begin

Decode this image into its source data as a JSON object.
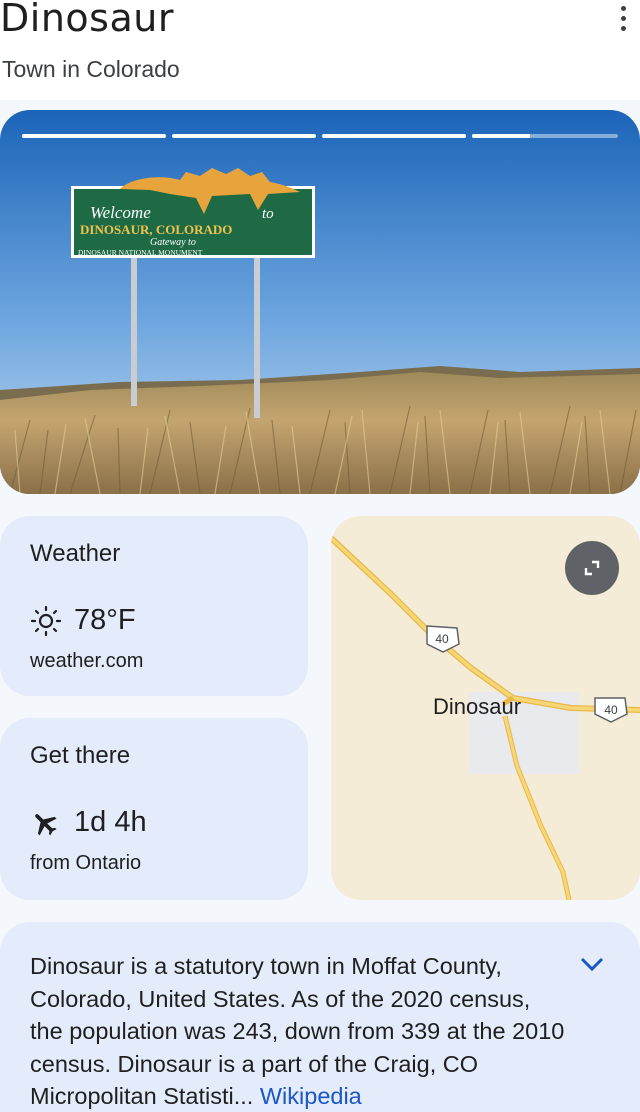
{
  "header": {
    "title": "Dinosaur",
    "subtitle": "Town in Colorado",
    "more_icon": "more-vert-icon"
  },
  "hero": {
    "story_progress": [
      1,
      1,
      1,
      0.4
    ],
    "sign": {
      "line1a": "Welcome",
      "line1b": "to",
      "line2": "DINOSAUR, COLORADO",
      "line3": "Gateway to",
      "line4": "DINOSAUR NATIONAL MONUMENT"
    },
    "colors": {
      "sky_top": "#1d6fc4",
      "sky_bottom": "#b8d3ee",
      "sign": "#1e6a45",
      "grass": "#b99a62"
    }
  },
  "weather": {
    "heading": "Weather",
    "icon": "sun-icon",
    "temperature": "78°F",
    "source": "weather.com"
  },
  "get_there": {
    "heading": "Get there",
    "icon": "airplane-icon",
    "duration": "1d 4h",
    "origin": "from Ontario"
  },
  "map": {
    "place_label": "Dinosaur",
    "route_shield_1": "40",
    "route_shield_2": "40",
    "expand_icon": "expand-icon",
    "colors": {
      "land": "#f5ecd8",
      "road": "#f5c542",
      "town": "#e8eaee"
    }
  },
  "description": {
    "text": "Dinosaur is a statutory town in Moffat County, Colorado, United States. As of the 2020 census, the population was 243, down from 339 at the 2010 census. Dinosaur is a part of the Craig, CO Micropolitan Statisti",
    "ellipsis": "...",
    "link": "Wikipedia",
    "expand_icon": "chevron-down-icon",
    "link_color": "#1a56c4"
  }
}
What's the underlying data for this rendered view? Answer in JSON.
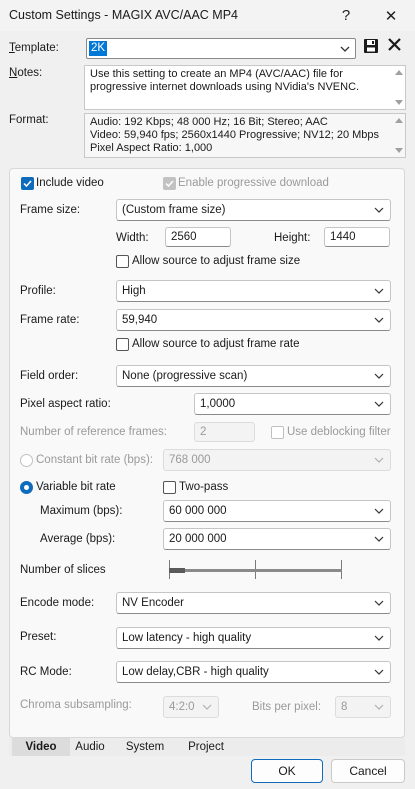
{
  "window": {
    "title": "Custom Settings - MAGIX AVC/AAC MP4",
    "help_glyph": "?",
    "close_glyph": "✕"
  },
  "template": {
    "label": "Template:",
    "label_underline": "T",
    "label_rest": "emplate:",
    "value": "2K"
  },
  "notes": {
    "label": "Notes:",
    "label_underline": "N",
    "label_rest": "otes:",
    "text": "Use this setting to create an MP4 (AVC/AAC) file for progressive internet downloads using NVidia's NVENC."
  },
  "format": {
    "label": "Format:",
    "lines": [
      "Audio: 192 Kbps; 48 000 Hz; 16 Bit; Stereo; AAC",
      "Video: 59,940 fps; 2560x1440 Progressive; NV12; 20 Mbps",
      "Pixel Aspect Ratio: 1,000"
    ]
  },
  "video": {
    "include_video": {
      "label": "Include video",
      "checked": true
    },
    "progressive_download": {
      "label": "Enable progressive download",
      "checked": true,
      "disabled": true
    },
    "frame_size": {
      "label": "Frame size:",
      "value": "(Custom frame size)"
    },
    "width": {
      "label": "Width:",
      "value": "2560"
    },
    "height": {
      "label": "Height:",
      "value": "1440"
    },
    "allow_frame_size": {
      "label": "Allow source to adjust frame size",
      "checked": false
    },
    "profile": {
      "label": "Profile:",
      "value": "High"
    },
    "frame_rate": {
      "label": "Frame rate:",
      "value": "59,940"
    },
    "allow_frame_rate": {
      "label": "Allow source to adjust frame rate",
      "checked": false
    },
    "field_order": {
      "label": "Field order:",
      "value": "None (progressive scan)"
    },
    "pixel_aspect": {
      "label": "Pixel aspect ratio:",
      "value": "1,0000"
    },
    "ref_frames": {
      "label": "Number of reference frames:",
      "value": "2"
    },
    "deblocking": {
      "label": "Use deblocking filter",
      "checked": false
    },
    "constant_bit_rate": {
      "label": "Constant bit rate (bps):",
      "value": "768 000",
      "selected": false
    },
    "variable_bit_rate": {
      "label": "Variable bit rate",
      "selected": true
    },
    "two_pass": {
      "label": "Two-pass",
      "checked": false
    },
    "maximum": {
      "label": "Maximum (bps):",
      "value": "60 000 000"
    },
    "average": {
      "label": "Average (bps):",
      "value": "20 000 000"
    },
    "slices": {
      "label": "Number of slices",
      "level": 0
    },
    "encode_mode": {
      "label": "Encode mode:",
      "value": "NV Encoder"
    },
    "preset": {
      "label": "Preset:",
      "value": "Low latency - high quality"
    },
    "rc_mode": {
      "label": "RC Mode:",
      "value": "Low delay,CBR - high quality"
    },
    "chroma": {
      "label": "Chroma subsampling:",
      "value": "4:2:0"
    },
    "bits_per_pixel": {
      "label": "Bits per pixel:",
      "value": "8"
    }
  },
  "tabs": [
    "Video",
    "Audio",
    "System",
    "Project"
  ],
  "active_tab": "Video",
  "buttons": {
    "ok": "OK",
    "cancel": "Cancel"
  },
  "colors": {
    "accent": "#0f6cbd",
    "panel": "#f9f9f9",
    "window": "#f0f0f0"
  }
}
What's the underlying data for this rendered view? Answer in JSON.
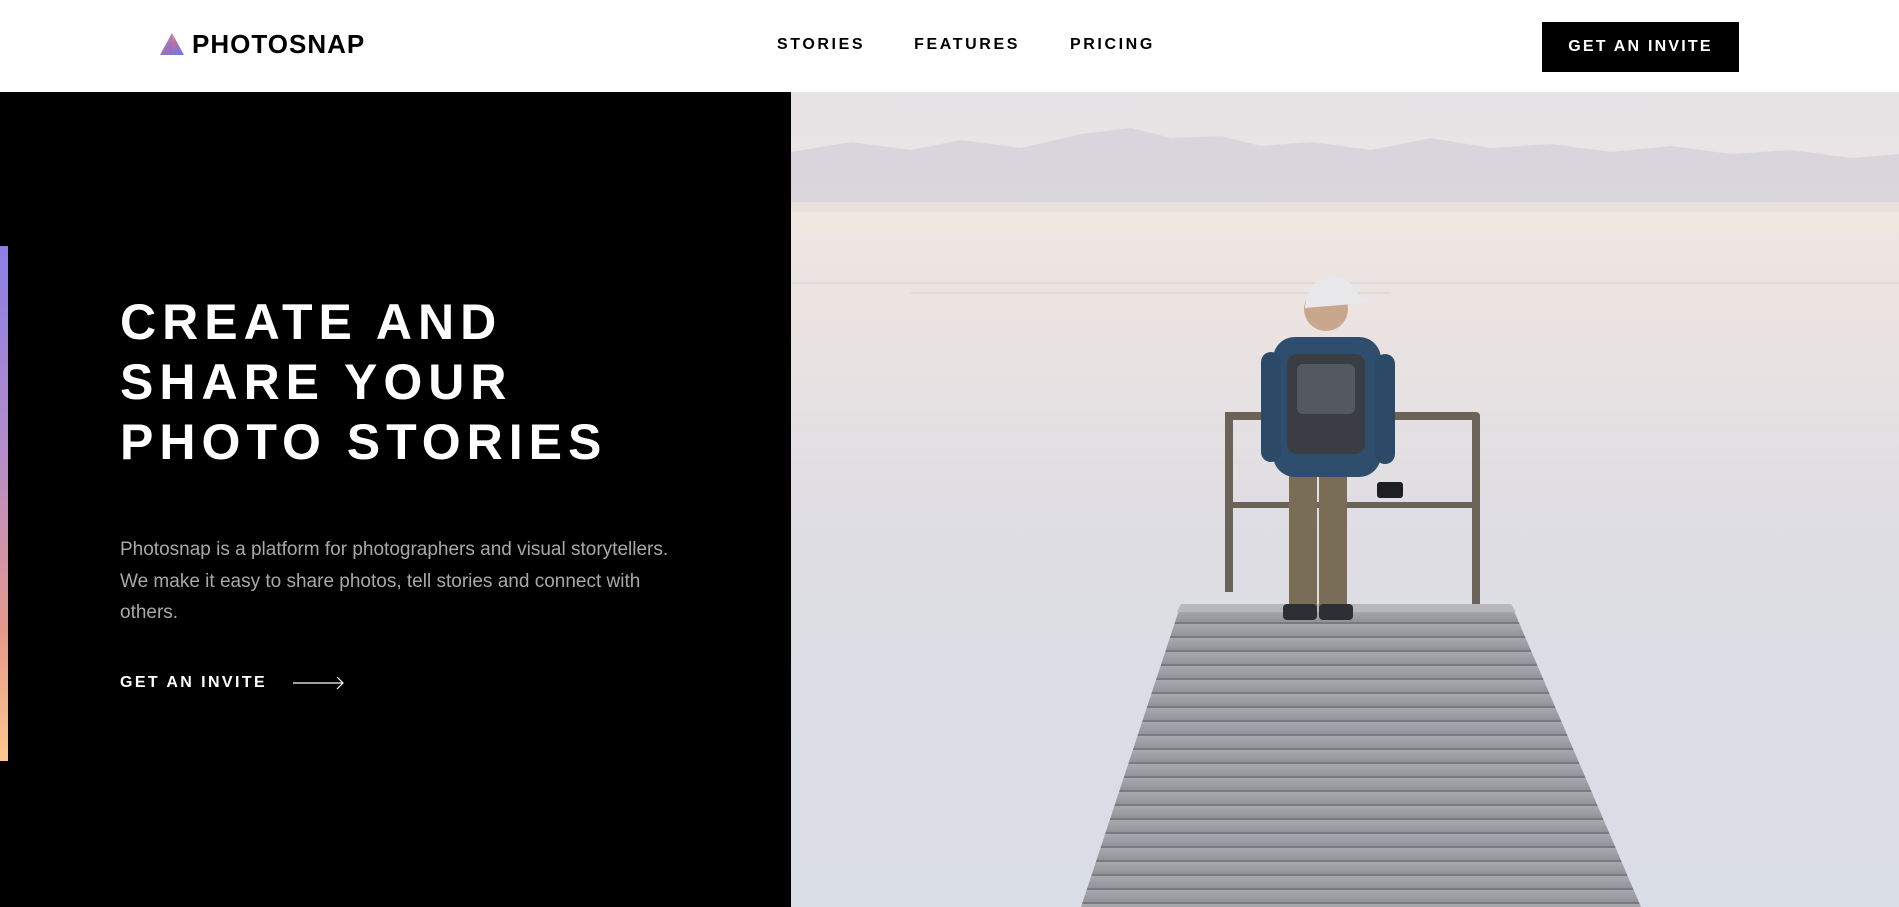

end

**What the task requires**
Repeat the material above word for word, please, apart from its images.

**Written reply**
Decode this image into its source data as a JSON object.
{
  "header": {
    "title": "Dinosaur",
    "subtitle": "Town in Colorado",
    "more_icon": "more-vert-icon"
  },
  "hero": {
    "story_progress": [
      1,
      1,
      1,
      0.4
    ],
    "sign": {
      "line1a": "Welcome",
      "line1b": "to",
      "line2": "DINOSAUR, COLORADO",
      "line3": "Gateway to",
      "line4": "DINOSAUR NATIONAL MONUMENT"
    },
    "colors": {
      "sky_top": "#1d6fc4",
      "sky_bottom": "#b8d3ee",
      "sign": "#1e6a45",
      "grass": "#b99a62"
    }
  },
  "weather": {
    "heading": "Weather",
    "icon": "sun-icon",
    "temperature": "78°F",
    "source": "weather.com"
  },
  "get_there": {
    "heading": "Get there",
    "icon": "airplane-icon",
    "duration": "1d 4h",
    "origin": "from Ontario"
  },
  "map": {
    "place_label": "Dinosaur",
    "route_shield_1": "40",
    "route_shield_2": "40",
    "expand_icon": "expand-icon",
    "colors": {
      "land": "#f5ecd8",
      "road": "#f5c542",
      "town": "#e8eaee"
    }
  },
  "description": {
    "text": "Dinosaur is a statutory town in Moffat County, Colorado, United States. As of the 2020 census, the population was 243, down from 339 at the 2010 census. Dinosaur is a part of the Craig, CO Micropolitan Statisti",
    "ellipsis": "...",
    "link": "Wikipedia",
    "expand_icon": "chevron-down-icon",
    "link_color": "#1a56c4"
  }
}
What's the underlying data for this rendered view? Answer in JSON.
{
  "window": {
    "title": "Custom Settings - MAGIX AVC/AAC MP4",
    "help_glyph": "?",
    "close_glyph": "✕"
  },
  "template": {
    "label": "Template:",
    "label_underline": "T",
    "label_rest": "emplate:",
    "value": "2K"
  },
  "notes": {
    "label": "Notes:",
    "label_underline": "N",
    "label_rest": "otes:",
    "text": "Use this setting to create an MP4 (AVC/AAC) file for progressive internet downloads using NVidia's NVENC."
  },
  "format": {
    "label": "Format:",
    "lines": [
      "Audio: 192 Kbps; 48 000 Hz; 16 Bit; Stereo; AAC",
      "Video: 59,940 fps; 2560x1440 Progressive; NV12; 20 Mbps",
      "Pixel Aspect Ratio: 1,000"
    ]
  },
  "video": {
    "include_video": {
      "label": "Include video",
      "checked": true
    },
    "progressive_download": {
      "label": "Enable progressive download",
      "checked": true,
      "disabled": true
    },
    "frame_size": {
      "label": "Frame size:",
      "value": "(Custom frame size)"
    },
    "width": {
      "label": "Width:",
      "value": "2560"
    },
    "height": {
      "label": "Height:",
      "value": "1440"
    },
    "allow_frame_size": {
      "label": "Allow source to adjust frame size",
      "checked": false
    },
    "profile": {
      "label": "Profile:",
      "value": "High"
    },
    "frame_rate": {
      "label": "Frame rate:",
      "value": "59,940"
    },
    "allow_frame_rate": {
      "label": "Allow source to adjust frame rate",
      "checked": false
    },
    "field_order": {
      "label": "Field order:",
      "value": "None (progressive scan)"
    },
    "pixel_aspect": {
      "label": "Pixel aspect ratio:",
      "value": "1,0000"
    },
    "ref_frames": {
      "label": "Number of reference frames:",
      "value": "2"
    },
    "deblocking": {
      "label": "Use deblocking filter",
      "checked": false
    },
    "constant_bit_rate": {
      "label": "Constant bit rate (bps):",
      "value": "768 000",
      "selected": false
    },
    "variable_bit_rate": {
      "label": "Variable bit rate",
      "selected": true
    },
    "two_pass": {
      "label": "Two-pass",
      "checked": false
    },
    "maximum": {
      "label": "Maximum (bps):",
      "value": "60 000 000"
    },
    "average": {
      "label": "Average (bps):",
      "value": "20 000 000"
    },
    "slices": {
      "label": "Number of slices",
      "level": 0
    },
    "encode_mode": {
      "label": "Encode mode:",
      "value": "NV Encoder"
    },
    "preset": {
      "label": "Preset:",
      "value": "Low latency - high quality"
    },
    "rc_mode": {
      "label": "RC Mode:",
      "value": "Low delay,CBR - high quality"
    },
    "chroma": {
      "label": "Chroma subsampling:",
      "value": "4:2:0"
    },
    "bits_per_pixel": {
      "label": "Bits per pixel:",
      "value": "8"
    }
  },
  "tabs": [
    "Video",
    "Audio",
    "System",
    "Project"
  ],
  "active_tab": "Video",
  "buttons": {
    "ok": "OK",
    "cancel": "Cancel"
  },
  "colors": {
    "accent": "#0f6cbd",
    "panel": "#f9f9f9",
    "window": "#f0f0f0"
  }
}
What's the underlying data for this rendered view? Answer in JSON.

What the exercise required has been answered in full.